--- DATASET CONTENT ---

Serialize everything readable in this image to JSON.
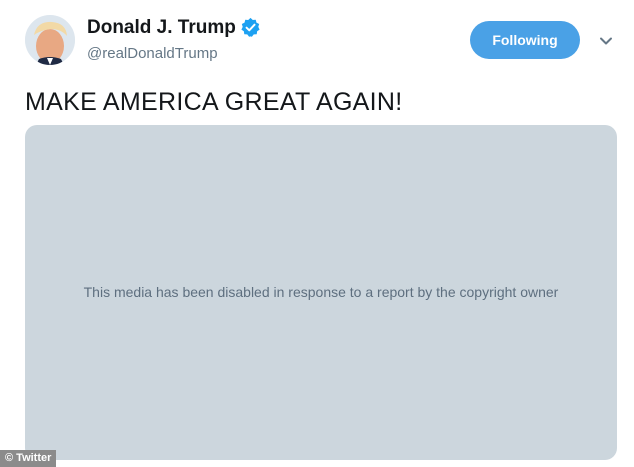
{
  "tweet": {
    "author": {
      "display_name": "Donald J. Trump",
      "handle": "@realDonaldTrump",
      "verified": true
    },
    "follow_button_label": "Following",
    "text": "MAKE AMERICA GREAT AGAIN!",
    "media": {
      "notice": "This media has been disabled in response to a report by the copyright owner"
    }
  },
  "watermark": {
    "credit": "© Twitter"
  },
  "colors": {
    "follow_button": "#4aa1e6",
    "verified_badge": "#1da1f2",
    "media_placeholder": "#ccd6dd"
  },
  "icons": {
    "verified": "verified-badge-icon",
    "menu": "chevron-down-icon"
  }
}
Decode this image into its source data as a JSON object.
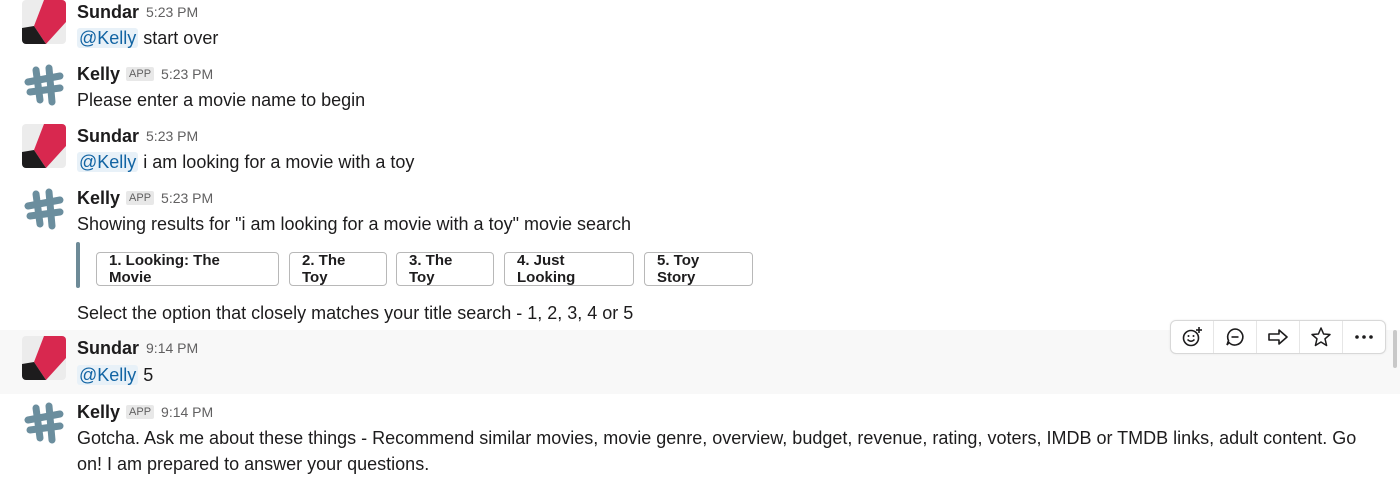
{
  "messages": [
    {
      "sender": "Sundar",
      "time": "5:23 PM",
      "mention": "@Kelly",
      "text": " start over"
    },
    {
      "sender": "Kelly",
      "badge": "APP",
      "time": "5:23 PM",
      "text": "Please enter a movie name to begin"
    },
    {
      "sender": "Sundar",
      "time": "5:23 PM",
      "mention": "@Kelly",
      "text": " i am looking for a movie with a toy"
    },
    {
      "sender": "Kelly",
      "badge": "APP",
      "time": "5:23 PM",
      "text": "Showing results for \"i am looking for a movie with a toy\" movie search",
      "options": [
        "1. Looking: The Movie",
        "2. The Toy",
        "3. The Toy",
        "4. Just Looking",
        "5. Toy Story"
      ],
      "footer": "Select the option that closely matches your title search - 1, 2, 3, 4 or 5"
    },
    {
      "sender": "Sundar",
      "time": "9:14 PM",
      "mention": "@Kelly",
      "text": " 5"
    },
    {
      "sender": "Kelly",
      "badge": "APP",
      "time": "9:14 PM",
      "text_line1": "Gotcha. Ask me about these things - Recommend similar movies, movie genre, overview, budget, revenue, rating, voters, IMDB or TMDB links, adult content. Go",
      "text_line2": "on! I am prepared to answer your questions."
    }
  ],
  "toolbar": {
    "icons": [
      "add-reaction-icon",
      "reply-thread-icon",
      "share-icon",
      "star-icon",
      "more-actions-icon"
    ]
  },
  "colors": {
    "mention_bg": "#e8f1f8",
    "mention_text": "#1264a3",
    "attachment_bar": "#6d8a97",
    "sundar_avatar_red": "#d8284f",
    "kelly_avatar_blue": "#6b8e9e"
  }
}
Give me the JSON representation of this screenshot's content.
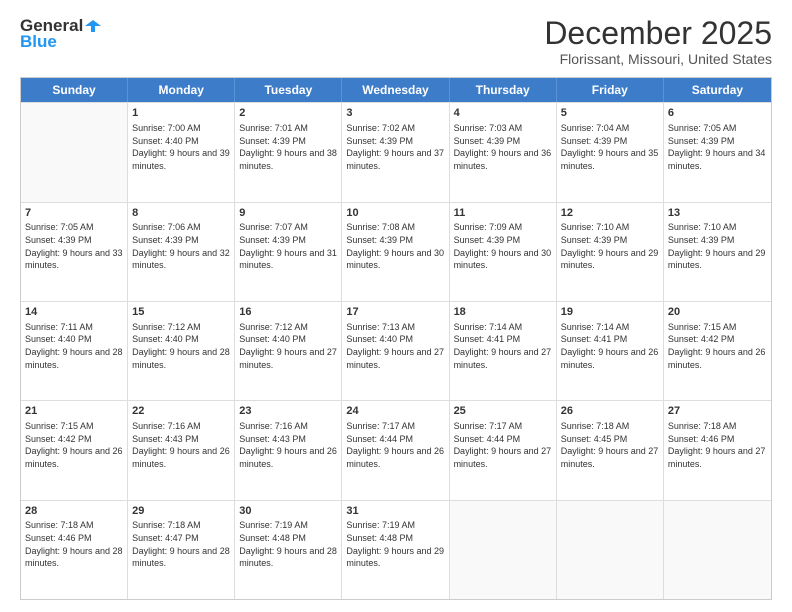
{
  "logo": {
    "line1": "General",
    "line2": "Blue"
  },
  "title": "December 2025",
  "location": "Florissant, Missouri, United States",
  "days": [
    "Sunday",
    "Monday",
    "Tuesday",
    "Wednesday",
    "Thursday",
    "Friday",
    "Saturday"
  ],
  "weeks": [
    [
      {
        "day": "",
        "sunrise": "",
        "sunset": "",
        "daylight": ""
      },
      {
        "day": "1",
        "sunrise": "Sunrise: 7:00 AM",
        "sunset": "Sunset: 4:40 PM",
        "daylight": "Daylight: 9 hours and 39 minutes."
      },
      {
        "day": "2",
        "sunrise": "Sunrise: 7:01 AM",
        "sunset": "Sunset: 4:39 PM",
        "daylight": "Daylight: 9 hours and 38 minutes."
      },
      {
        "day": "3",
        "sunrise": "Sunrise: 7:02 AM",
        "sunset": "Sunset: 4:39 PM",
        "daylight": "Daylight: 9 hours and 37 minutes."
      },
      {
        "day": "4",
        "sunrise": "Sunrise: 7:03 AM",
        "sunset": "Sunset: 4:39 PM",
        "daylight": "Daylight: 9 hours and 36 minutes."
      },
      {
        "day": "5",
        "sunrise": "Sunrise: 7:04 AM",
        "sunset": "Sunset: 4:39 PM",
        "daylight": "Daylight: 9 hours and 35 minutes."
      },
      {
        "day": "6",
        "sunrise": "Sunrise: 7:05 AM",
        "sunset": "Sunset: 4:39 PM",
        "daylight": "Daylight: 9 hours and 34 minutes."
      }
    ],
    [
      {
        "day": "7",
        "sunrise": "Sunrise: 7:05 AM",
        "sunset": "Sunset: 4:39 PM",
        "daylight": "Daylight: 9 hours and 33 minutes."
      },
      {
        "day": "8",
        "sunrise": "Sunrise: 7:06 AM",
        "sunset": "Sunset: 4:39 PM",
        "daylight": "Daylight: 9 hours and 32 minutes."
      },
      {
        "day": "9",
        "sunrise": "Sunrise: 7:07 AM",
        "sunset": "Sunset: 4:39 PM",
        "daylight": "Daylight: 9 hours and 31 minutes."
      },
      {
        "day": "10",
        "sunrise": "Sunrise: 7:08 AM",
        "sunset": "Sunset: 4:39 PM",
        "daylight": "Daylight: 9 hours and 30 minutes."
      },
      {
        "day": "11",
        "sunrise": "Sunrise: 7:09 AM",
        "sunset": "Sunset: 4:39 PM",
        "daylight": "Daylight: 9 hours and 30 minutes."
      },
      {
        "day": "12",
        "sunrise": "Sunrise: 7:10 AM",
        "sunset": "Sunset: 4:39 PM",
        "daylight": "Daylight: 9 hours and 29 minutes."
      },
      {
        "day": "13",
        "sunrise": "Sunrise: 7:10 AM",
        "sunset": "Sunset: 4:39 PM",
        "daylight": "Daylight: 9 hours and 29 minutes."
      }
    ],
    [
      {
        "day": "14",
        "sunrise": "Sunrise: 7:11 AM",
        "sunset": "Sunset: 4:40 PM",
        "daylight": "Daylight: 9 hours and 28 minutes."
      },
      {
        "day": "15",
        "sunrise": "Sunrise: 7:12 AM",
        "sunset": "Sunset: 4:40 PM",
        "daylight": "Daylight: 9 hours and 28 minutes."
      },
      {
        "day": "16",
        "sunrise": "Sunrise: 7:12 AM",
        "sunset": "Sunset: 4:40 PM",
        "daylight": "Daylight: 9 hours and 27 minutes."
      },
      {
        "day": "17",
        "sunrise": "Sunrise: 7:13 AM",
        "sunset": "Sunset: 4:40 PM",
        "daylight": "Daylight: 9 hours and 27 minutes."
      },
      {
        "day": "18",
        "sunrise": "Sunrise: 7:14 AM",
        "sunset": "Sunset: 4:41 PM",
        "daylight": "Daylight: 9 hours and 27 minutes."
      },
      {
        "day": "19",
        "sunrise": "Sunrise: 7:14 AM",
        "sunset": "Sunset: 4:41 PM",
        "daylight": "Daylight: 9 hours and 26 minutes."
      },
      {
        "day": "20",
        "sunrise": "Sunrise: 7:15 AM",
        "sunset": "Sunset: 4:42 PM",
        "daylight": "Daylight: 9 hours and 26 minutes."
      }
    ],
    [
      {
        "day": "21",
        "sunrise": "Sunrise: 7:15 AM",
        "sunset": "Sunset: 4:42 PM",
        "daylight": "Daylight: 9 hours and 26 minutes."
      },
      {
        "day": "22",
        "sunrise": "Sunrise: 7:16 AM",
        "sunset": "Sunset: 4:43 PM",
        "daylight": "Daylight: 9 hours and 26 minutes."
      },
      {
        "day": "23",
        "sunrise": "Sunrise: 7:16 AM",
        "sunset": "Sunset: 4:43 PM",
        "daylight": "Daylight: 9 hours and 26 minutes."
      },
      {
        "day": "24",
        "sunrise": "Sunrise: 7:17 AM",
        "sunset": "Sunset: 4:44 PM",
        "daylight": "Daylight: 9 hours and 26 minutes."
      },
      {
        "day": "25",
        "sunrise": "Sunrise: 7:17 AM",
        "sunset": "Sunset: 4:44 PM",
        "daylight": "Daylight: 9 hours and 27 minutes."
      },
      {
        "day": "26",
        "sunrise": "Sunrise: 7:18 AM",
        "sunset": "Sunset: 4:45 PM",
        "daylight": "Daylight: 9 hours and 27 minutes."
      },
      {
        "day": "27",
        "sunrise": "Sunrise: 7:18 AM",
        "sunset": "Sunset: 4:46 PM",
        "daylight": "Daylight: 9 hours and 27 minutes."
      }
    ],
    [
      {
        "day": "28",
        "sunrise": "Sunrise: 7:18 AM",
        "sunset": "Sunset: 4:46 PM",
        "daylight": "Daylight: 9 hours and 28 minutes."
      },
      {
        "day": "29",
        "sunrise": "Sunrise: 7:18 AM",
        "sunset": "Sunset: 4:47 PM",
        "daylight": "Daylight: 9 hours and 28 minutes."
      },
      {
        "day": "30",
        "sunrise": "Sunrise: 7:19 AM",
        "sunset": "Sunset: 4:48 PM",
        "daylight": "Daylight: 9 hours and 28 minutes."
      },
      {
        "day": "31",
        "sunrise": "Sunrise: 7:19 AM",
        "sunset": "Sunset: 4:48 PM",
        "daylight": "Daylight: 9 hours and 29 minutes."
      },
      {
        "day": "",
        "sunrise": "",
        "sunset": "",
        "daylight": ""
      },
      {
        "day": "",
        "sunrise": "",
        "sunset": "",
        "daylight": ""
      },
      {
        "day": "",
        "sunrise": "",
        "sunset": "",
        "daylight": ""
      }
    ]
  ]
}
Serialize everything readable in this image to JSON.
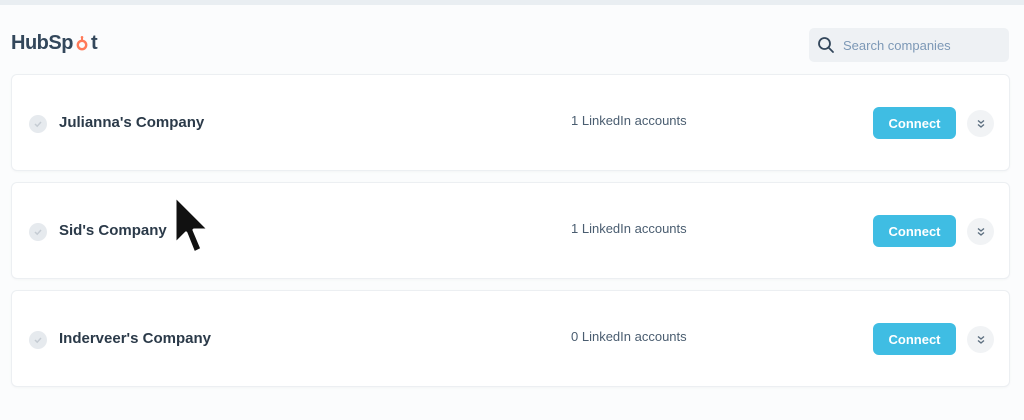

---

*DIRECTIONS*
Show every line from the entries above in which "your" appears.

*OUTPUT*
      "footer": "Select the option that closely matches your title search - 1, 2, 3, 4 or 5"
      "text_line2": "on! I am prepared to answer your questions."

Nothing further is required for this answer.